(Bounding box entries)
────────────────────────────────────────
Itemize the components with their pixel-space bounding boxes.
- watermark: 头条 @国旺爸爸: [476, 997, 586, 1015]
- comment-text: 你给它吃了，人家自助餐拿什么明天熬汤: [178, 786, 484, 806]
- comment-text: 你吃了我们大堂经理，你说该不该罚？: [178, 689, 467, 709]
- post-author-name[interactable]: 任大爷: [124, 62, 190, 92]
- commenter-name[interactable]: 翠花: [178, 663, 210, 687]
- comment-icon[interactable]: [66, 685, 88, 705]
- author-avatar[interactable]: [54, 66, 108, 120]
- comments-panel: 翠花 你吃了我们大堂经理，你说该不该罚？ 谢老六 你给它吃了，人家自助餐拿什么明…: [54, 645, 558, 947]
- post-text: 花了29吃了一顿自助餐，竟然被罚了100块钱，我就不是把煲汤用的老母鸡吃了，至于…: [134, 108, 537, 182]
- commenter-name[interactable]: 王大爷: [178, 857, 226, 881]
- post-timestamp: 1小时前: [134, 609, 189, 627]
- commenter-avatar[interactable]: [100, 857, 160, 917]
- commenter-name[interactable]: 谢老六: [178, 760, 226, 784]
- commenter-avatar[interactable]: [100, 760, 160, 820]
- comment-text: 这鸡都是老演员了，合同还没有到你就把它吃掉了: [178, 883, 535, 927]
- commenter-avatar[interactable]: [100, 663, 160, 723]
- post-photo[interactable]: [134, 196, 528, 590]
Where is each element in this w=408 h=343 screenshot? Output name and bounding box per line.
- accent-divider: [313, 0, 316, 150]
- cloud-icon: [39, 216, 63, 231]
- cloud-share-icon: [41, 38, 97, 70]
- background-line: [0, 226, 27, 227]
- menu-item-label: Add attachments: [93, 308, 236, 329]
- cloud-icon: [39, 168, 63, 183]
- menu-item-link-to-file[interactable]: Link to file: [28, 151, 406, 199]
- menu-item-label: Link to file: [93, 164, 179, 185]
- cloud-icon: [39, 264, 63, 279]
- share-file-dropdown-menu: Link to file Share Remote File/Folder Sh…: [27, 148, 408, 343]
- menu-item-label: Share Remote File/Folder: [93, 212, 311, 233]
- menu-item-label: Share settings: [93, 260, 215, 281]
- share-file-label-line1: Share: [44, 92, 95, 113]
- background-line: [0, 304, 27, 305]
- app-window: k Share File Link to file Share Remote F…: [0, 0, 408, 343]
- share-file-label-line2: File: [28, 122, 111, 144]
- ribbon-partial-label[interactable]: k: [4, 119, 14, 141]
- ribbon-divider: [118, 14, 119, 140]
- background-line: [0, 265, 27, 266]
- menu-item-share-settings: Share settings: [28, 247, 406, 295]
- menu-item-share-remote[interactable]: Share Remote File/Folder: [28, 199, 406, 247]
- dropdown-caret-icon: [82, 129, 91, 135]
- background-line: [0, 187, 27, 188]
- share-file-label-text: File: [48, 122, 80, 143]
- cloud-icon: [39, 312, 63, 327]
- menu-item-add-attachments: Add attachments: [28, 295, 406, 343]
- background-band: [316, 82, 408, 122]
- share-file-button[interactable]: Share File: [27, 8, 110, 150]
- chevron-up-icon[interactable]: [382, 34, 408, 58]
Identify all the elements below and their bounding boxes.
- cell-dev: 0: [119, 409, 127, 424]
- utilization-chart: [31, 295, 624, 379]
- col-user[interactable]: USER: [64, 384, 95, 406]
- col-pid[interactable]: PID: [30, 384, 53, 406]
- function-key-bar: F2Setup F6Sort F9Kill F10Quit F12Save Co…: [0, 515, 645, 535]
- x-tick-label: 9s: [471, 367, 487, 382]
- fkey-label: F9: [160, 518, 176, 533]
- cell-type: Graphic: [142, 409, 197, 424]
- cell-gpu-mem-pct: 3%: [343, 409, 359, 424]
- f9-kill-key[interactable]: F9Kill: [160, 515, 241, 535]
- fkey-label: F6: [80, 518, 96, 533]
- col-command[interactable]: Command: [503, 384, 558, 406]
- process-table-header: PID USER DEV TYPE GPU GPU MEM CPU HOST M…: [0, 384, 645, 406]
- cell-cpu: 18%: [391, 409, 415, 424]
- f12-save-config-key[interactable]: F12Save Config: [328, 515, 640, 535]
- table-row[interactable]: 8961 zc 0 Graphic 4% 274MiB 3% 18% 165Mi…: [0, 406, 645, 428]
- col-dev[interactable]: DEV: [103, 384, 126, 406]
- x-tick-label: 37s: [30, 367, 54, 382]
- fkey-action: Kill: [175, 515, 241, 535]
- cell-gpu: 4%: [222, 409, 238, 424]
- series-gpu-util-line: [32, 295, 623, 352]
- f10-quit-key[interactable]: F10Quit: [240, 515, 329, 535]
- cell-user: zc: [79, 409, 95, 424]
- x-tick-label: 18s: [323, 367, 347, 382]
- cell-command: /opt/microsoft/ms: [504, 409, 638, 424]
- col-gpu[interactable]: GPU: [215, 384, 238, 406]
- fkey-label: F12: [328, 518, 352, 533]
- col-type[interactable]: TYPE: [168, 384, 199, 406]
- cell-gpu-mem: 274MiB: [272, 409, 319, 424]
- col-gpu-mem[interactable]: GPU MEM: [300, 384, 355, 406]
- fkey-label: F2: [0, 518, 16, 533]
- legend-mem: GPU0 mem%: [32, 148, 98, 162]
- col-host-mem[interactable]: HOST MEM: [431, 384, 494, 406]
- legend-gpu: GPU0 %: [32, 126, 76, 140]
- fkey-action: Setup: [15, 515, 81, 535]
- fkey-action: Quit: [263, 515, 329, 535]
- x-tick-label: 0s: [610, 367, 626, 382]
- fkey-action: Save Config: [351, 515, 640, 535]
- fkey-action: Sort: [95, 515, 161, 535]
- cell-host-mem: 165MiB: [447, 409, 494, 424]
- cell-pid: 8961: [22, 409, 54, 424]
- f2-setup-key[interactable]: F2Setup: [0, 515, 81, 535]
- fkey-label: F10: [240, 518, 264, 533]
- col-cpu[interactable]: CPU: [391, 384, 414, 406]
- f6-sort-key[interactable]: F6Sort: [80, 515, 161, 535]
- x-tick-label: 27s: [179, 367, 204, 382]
────────────────────────────────────────
• [Exercise details]
Write out each line of the listing above as a JSON array of strings, one string per line, leaving out any blank lines.

• [Written solution]
[
  "Itemize the components with their pixel-space bounding boxes.",
  "- watermark: 头条 @国旺爸爸: [476, 997, 586, 1015]",
  "- comment-text: 你给它吃了，人家自助餐拿什么明天熬汤: [178, 786, 484, 806]",
  "- comment-text: 你吃了我们大堂经理，你说该不该罚？: [178, 689, 467, 709]",
  "- post-author-name[interactable]: 任大爷: [124, 62, 190, 92]",
  "- commenter-name[interactable]: 翠花: [178, 663, 210, 687]",
  "- comment-icon[interactable]: [66, 685, 88, 705]",
  "- author-avatar[interactable]: [54, 66, 108, 120]",
  "- comments-panel: 翠花 你吃了我们大堂经理，你说该不该罚？ 谢老六 你给它吃了，人家自助餐拿什么明…: [54, 645, 558, 947]",
  "- post-text: 花了29吃了一顿自助餐，竟然被罚了100块钱，我就不是把煲汤用的老母鸡吃了，至于…: [134, 108, 537, 182]",
  "- commenter-name[interactable]: 王大爷: [178, 857, 226, 881]",
  "- post-timestamp: 1小时前: [134, 609, 189, 627]",
  "- commenter-avatar[interactable]: [100, 857, 160, 917]",
  "- commenter-name[interactable]: 谢老六: [178, 760, 226, 784]",
  "- commenter-avatar[interactable]: [100, 760, 160, 820]",
  "- comment-text: 这鸡都是老演员了，合同还没有到你就把它吃掉了: [178, 883, 535, 927]",
  "- commenter-avatar[interactable]: [100, 663, 160, 723]",
  "- post-photo[interactable]: [134, 196, 528, 590]",
  "Where is each element in this w=408 h=343 screenshot? Output name and bounding box per line.",
  "- accent-divider: [313, 0, 316, 150]",
  "- cloud-icon: [39, 216, 63, 231]",
  "- cloud-share-icon: [41, 38, 97, 70]",
  "- background-line: [0, 226, 27, 227]",
  "- menu-item-label: Add attachments: [93, 308, 236, 329]",
  "- cloud-icon: [39, 168, 63, 183]",
  "- menu-item-link-to-file[interactable]: Link to file: [28, 151, 406, 199]",
  "- menu-item-label: Link to file: [93, 164, 179, 185]",
  "- cloud-icon: [39, 264, 63, 279]",
  "- share-file-dropdown-menu: Link to file Share Remote File/Folder Sh…: [27, 148, 408, 343]",
  "- menu-item-label: Share Remote File/Folder: [93, 212, 311, 233]",
  "- menu-item-label: Share settings: [93, 260, 215, 281]",
  "- share-file-label-line1: Share: [44, 92, 95, 113]",
  "- background-line: [0, 304, 27, 305]",
  "- app-window: k Share File Link to file Share Remote F…: [0, 0, 408, 343]",
  "- share-file-label-line2: File: [28, 122, 111, 144]",
  "- ribbon-partial-label[interactable]: k: [4, 119, 14, 141]",
  "- ribbon-divider: [118, 14, 119, 140]",
  "- background-line: [0, 265, 27, 266]",
  "- menu-item-share-settings: Share settings: [28, 247, 406, 295]",
  "- menu-item-share-remote[interactable]: Share Remote File/Folder: [28, 199, 406, 247]",
  "- dropdown-caret-icon: [82, 129, 91, 135]",
  "- background-line: [0, 187, 27, 188]",
  "- share-file-label-text: File: [48, 122, 80, 143]",
  "- cloud-icon: [39, 312, 63, 327]",
  "- menu-item-add-attachments: Add attachments: [28, 295, 406, 343]",
  "- background-band: [316, 82, 408, 122]",
  "- share-file-button[interactable]: Share File: [27, 8, 110, 150]",
  "- chevron-up-icon[interactable]: [382, 34, 408, 58]",
  "Identify all the elements below and their bounding boxes.",
  "- cell-dev: 0: [119, 409, 127, 424]",
  "- utilization-chart: [31, 295, 624, 379]",
  "- col-user[interactable]: USER: [64, 384, 95, 406]",
  "- col-pid[interactable]: PID: [30, 384, 53, 406]",
  "- function-key-bar: F2Setup F6Sort F9Kill F10Quit F12Save Co…: [0, 515, 645, 535]",
  "- x-tick-label: 9s: [471, 367, 487, 382]",
  "- fkey-label: F9: [160, 518, 176, 533]",
  "- cell-type: Graphic: [142, 409, 197, 424]",
  "- cell-gpu-mem-pct: 3%: [343, 409, 359, 424]",
  "- f9-kill-key[interactable]: F9Kill: [160, 515, 241, 535]",
  "- fkey-label: F6: [80, 518, 96, 533]",
  "- col-command[interactable]: Command: [503, 384, 558, 406]",
  "- process-table-header: PID USER DEV TYPE GPU GPU MEM CPU HOST M…: [0, 384, 645, 406]",
  "- cell-cpu: 18%: [391, 409, 415, 424]",
  "- f12-save-config-key[interactable]: F12Save Config: [328, 515, 640, 535]",
  "- table-row[interactable]: 8961 zc 0 Graphic 4% 274MiB 3% 18% 165Mi…: [0, 406, 645, 428]",
  "- col-dev[interactable]: DEV: [103, 384, 126, 406]",
  "- x-tick-label: 37s: [30, 367, 54, 382]",
  "- fkey-action: Kill: [175, 515, 241, 535]",
  "- cell-gpu: 4%: [222, 409, 238, 424]",
  "- series-gpu-util-line: [32, 295, 623, 352]",
  "- f10-quit-key[interactable]: F10Quit: [240, 515, 329, 535]",
  "- cell-user: zc: [79, 409, 95, 424]",
  "- x-tick-label: 18s: [323, 367, 347, 382]",
  "- cell-command: /opt/microsoft/ms: [504, 409, 638, 424]",
  "- col-gpu[interactable]: GPU: [215, 384, 238, 406]",
  "- fkey-label: F12: [328, 518, 352, 533]",
  "- col-type[interactable]: TYPE: [168, 384, 199, 406]",
  "- cell-gpu-mem: 274MiB: [272, 409, 319, 424]",
  "- col-gpu-mem[interactable]: GPU MEM: [300, 384, 355, 406]",
  "- fkey-label: F2: [0, 518, 16, 533]",
  "- legend-mem: GPU0 mem%: [32, 148, 98, 162]",
  "- col-host-mem[interactable]: HOST MEM: [431, 384, 494, 406]",
  "- legend-gpu: GPU0 %: [32, 126, 76, 140]",
  "- fkey-action: Setup: [15, 515, 81, 535]",
  "- fkey-action: Quit: [263, 515, 329, 535]",
  "- x-tick-label: 0s: [610, 367, 626, 382]",
  "- fkey-action: Save Config: [351, 515, 640, 535]",
  "- fkey-action: Sort: [95, 515, 161, 535]",
  "- cell-host-mem: 165MiB: [447, 409, 494, 424]",
  "- cell-pid: 8961: [22, 409, 54, 424]",
  "- f2-setup-key[interactable]: F2Setup: [0, 515, 81, 535]",
  "- fkey-label: F10: [240, 518, 264, 533]",
  "- col-cpu[interactable]: CPU: [391, 384, 414, 406]",
  "- f6-sort-key[interactable]: F6Sort: [80, 515, 161, 535]",
  "- x-tick-label: 27s: [179, 367, 204, 382]"
]